* [LISTA DE EXERCÍCIOS]:
A. Transcreva o trecho do texto sobre o cérebro e a ansiedade que vai de "Esse cérebro passou" até "de ameaça futura.", incluindo esta última parte.
B. Continue o texto sobre o cérebro e a ansiedade a partir da última frase apresentada.

A primeira história que estou aqui para contar é a forma como o cérebro dos mamíferos se organizou para que pudéssemos sobreviver em um ambiente hostil, de forma a preservar nossa existência até os dias de hoje. Esse engenhoso aparato, que no ser humano atinge seu ápice de complexidade, é dotado em nós mamíferos do chamado Sistema Límbico, responsável pelas nossas reações automáticas, tão rápidas e tão previsíveis que sequer tomamos consciência delas. Ao identificar emoções como medo e raiva, esse sistema dispara uma resposta do organismo que nos prepara para fugir ou lutar, antes mesmo que nos tornemos conscientes delas.

Essa chamada reação de fuga-luta faz com que haja toda uma preparação do nosso corpo para sobrevivência ao perigo que ronda. O coração acelera, a pressão sobe, o sangue oxigena mais porque respiramos mais rápido e mais forte, as pupilas se dilatam para que enxerguemos melhor o ambiente, os músculos se contraem. Enfim, neste momento estamos prontos para a batalha.

A segunda história é a de um garoto que nasceu na década de 70. Cresceu jogando futebol na rua, andando de bicicleta e brincando de esconde-esconde. Esperava com empolgação o carteiro, que era o portador de novidades, quando as tinha. Tinha televisão, mas um aparelho de 20 polegadas na sala, que pegava dois ou três canais, de forma sofrível (com direito a palha de aço na antena!). Esse cara cresceu e hoje convive com um bombardeio de informações que chegam de todos os lados, todos os dias. Os e-mails (o carteiro moderno, que chega a qualquer momento com alerta no celular que tem nova mensagem), vídeos na rede, redes sociais etc nos inundam o cérebro diariamente com uma avalanche de informações.

Esse cérebro passou a processar uma quantidade surreal de estímulos. E nosso pensamento ficou excessivamente acelerado. Porém, com isso, passamos a cultivar em nossas mentes uma chuva de pensamentos quase simultâneos, numa sucessão alucinante, quase sempre de baixa qualidade e de pouca correspondência com a realidade. Temos uma urgência incontrolável para tudo e temos a mente consciente voltada quase sempre para o momento futuro. E esse futuro normalmente é recheado de receios e perigos. Afinal, a ansiedade é a antecipação de ameaça futura.

(Itens do conjunto de dados)
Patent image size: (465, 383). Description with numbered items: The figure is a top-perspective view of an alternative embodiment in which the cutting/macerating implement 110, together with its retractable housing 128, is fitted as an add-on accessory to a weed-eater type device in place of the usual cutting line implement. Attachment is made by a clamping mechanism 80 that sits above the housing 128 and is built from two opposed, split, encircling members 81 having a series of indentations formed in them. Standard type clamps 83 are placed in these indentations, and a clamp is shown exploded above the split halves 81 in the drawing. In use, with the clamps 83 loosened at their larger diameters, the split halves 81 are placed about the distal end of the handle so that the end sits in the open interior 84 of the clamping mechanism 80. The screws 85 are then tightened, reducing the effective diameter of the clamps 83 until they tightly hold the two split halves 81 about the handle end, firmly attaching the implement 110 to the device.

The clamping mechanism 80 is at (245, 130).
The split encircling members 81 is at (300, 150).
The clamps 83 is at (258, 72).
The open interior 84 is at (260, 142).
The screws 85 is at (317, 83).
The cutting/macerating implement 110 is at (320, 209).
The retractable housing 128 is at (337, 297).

* [GABARITO]:
A.
Esse cérebro passou a processar uma quantidade surreal de estímulos. E nosso pensamento ficou excessivamente acelerado. Porém, com isso, passamos a cultivar em nossas mentes uma chuva de pensamentos quase simultâneos, numa sucessão alucinante, quase sempre de baixa qualidade e de pouca correspondência com a realidade. Temos uma urgência incontrolável para tudo e temos a mente consciente voltada quase sempre para o momento futuro. E esse futuro normalmente é recheado de receios e perigos. Afinal, a ansiedade é a antecipação de ameaça futura.

B.
Aqui as duas histórias se entrelaçam. A sensação de ameaça torna nosso sistema límbico hiperativo, e passamos a padecer fisicamente por conta de nosso descompasso mental moderno. E, aí, vemos todos os dias nos consultórios médicos indivíduos com queixa de palpitações, falta de ar, dor no peito e vários outros sintomas. Claro que uma avaliação médica é importante, afinal, podemos estar diante de uma doença física instalada, que demanda seu tratamento. Mas o diagnóstico em grande parte das vezes é transtorno de ansiedade.

E esse transtorno de ansiedade, que nos mantém presos ao futuro cheio de perigo, nos proporciona sofrimento imensurável no momento presente. Afinal, só nos pertence o momento presente, nada mais. Portanto, torna-se imprescindível identificar esse mal e tratá-lo. O tratamento passa muitas vezes por medicações para alívio de sintomas e psicoterapia, além de ferramentas que aumentam a chance de sucesso como atividade física regular e técnicas de alívio de estresse, como ioga ou meditação transcendental.

Termino citando Dalai Lama: "Os homens perdem a saúde para juntar dinheiro, depois perdem o dinheiro para recuperar a saúde. E por pensarem ansiosamente no futuro esquecem do presente de tal forma que acabam por não viver nem o presente nem o futuro. E vivem como se nunca fossem morrer... e morrem como se nunca tivessem vivido".